**Prompt**
Go through the records underneath and write each one out again exactly.

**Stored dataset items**
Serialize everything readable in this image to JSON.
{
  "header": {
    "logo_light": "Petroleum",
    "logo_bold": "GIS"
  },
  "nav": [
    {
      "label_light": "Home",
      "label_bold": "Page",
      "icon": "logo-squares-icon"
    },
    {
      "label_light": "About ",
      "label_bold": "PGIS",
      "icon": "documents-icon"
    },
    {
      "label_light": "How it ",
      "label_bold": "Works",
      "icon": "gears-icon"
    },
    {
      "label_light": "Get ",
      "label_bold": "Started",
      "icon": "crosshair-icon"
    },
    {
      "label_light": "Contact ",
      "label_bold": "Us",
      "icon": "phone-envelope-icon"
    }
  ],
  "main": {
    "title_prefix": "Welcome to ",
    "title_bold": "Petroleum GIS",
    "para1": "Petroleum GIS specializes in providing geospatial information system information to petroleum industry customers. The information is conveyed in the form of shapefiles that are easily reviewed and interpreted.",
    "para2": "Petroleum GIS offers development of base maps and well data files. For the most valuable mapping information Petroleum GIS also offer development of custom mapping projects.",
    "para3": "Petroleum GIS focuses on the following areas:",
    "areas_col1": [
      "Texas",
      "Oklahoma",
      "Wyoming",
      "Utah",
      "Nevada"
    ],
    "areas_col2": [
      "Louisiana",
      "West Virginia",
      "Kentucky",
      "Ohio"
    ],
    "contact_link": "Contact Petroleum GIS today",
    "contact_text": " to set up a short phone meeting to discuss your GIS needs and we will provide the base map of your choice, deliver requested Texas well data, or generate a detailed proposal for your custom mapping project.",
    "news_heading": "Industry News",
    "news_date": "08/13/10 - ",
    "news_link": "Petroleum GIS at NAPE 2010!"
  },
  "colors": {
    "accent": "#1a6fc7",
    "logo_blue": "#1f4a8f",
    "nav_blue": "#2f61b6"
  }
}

**Task response**
Serialize everything readable in this image to JSON.
{
  "header": {
    "logo_light": "Petroleum",
    "logo_bold": "GIS"
  },
  "nav": [
    {
      "label_light": "Home",
      "label_bold": "Page",
      "icon": "logo-squares-icon"
    },
    {
      "label_light": "About ",
      "label_bold": "PGIS",
      "icon": "documents-icon"
    },
    {
      "label_light": "How it ",
      "label_bold": "Works",
      "icon": "gears-icon"
    },
    {
      "label_light": "Get ",
      "label_bold": "Started",
      "icon": "crosshair-icon"
    },
    {
      "label_light": "Contact ",
      "label_bold": "Us",
      "icon": "phone-envelope-icon"
    }
  ],
  "main": {
    "title_prefix": "Welcome to ",
    "title_bold": "Petroleum GIS",
    "para1": "Petroleum GIS specializes in providing geospatial information system information to petroleum industry customers. The information is conveyed in the form of shapefiles that are easily reviewed and interpreted.",
    "para2": "Petroleum GIS offers development of base maps and well data files. For the most valuable mapping information Petroleum GIS also offer development of custom mapping projects.",
    "para3": "Petroleum GIS focuses on the following areas:",
    "areas_col1": [
      "Texas",
      "Oklahoma",
      "Wyoming",
      "Utah",
      "Nevada"
    ],
    "areas_col2": [
      "Louisiana",
      "West Virginia",
      "Kentucky",
      "Ohio"
    ],
    "contact_link": "Contact Petroleum GIS today",
    "contact_text": " to set up a short phone meeting to discuss your GIS needs and we will provide the base map of your choice, deliver requested Texas well data, or generate a detailed proposal for your custom mapping project.",
    "news_heading": "Industry News",
    "news_date": "08/13/10 - ",
    "news_link": "Petroleum GIS at NAPE 2010!"
  },
  "colors": {
    "accent": "#1a6fc7",
    "logo_blue": "#1f4a8f",
    "nav_blue": "#2f61b6"
  }
}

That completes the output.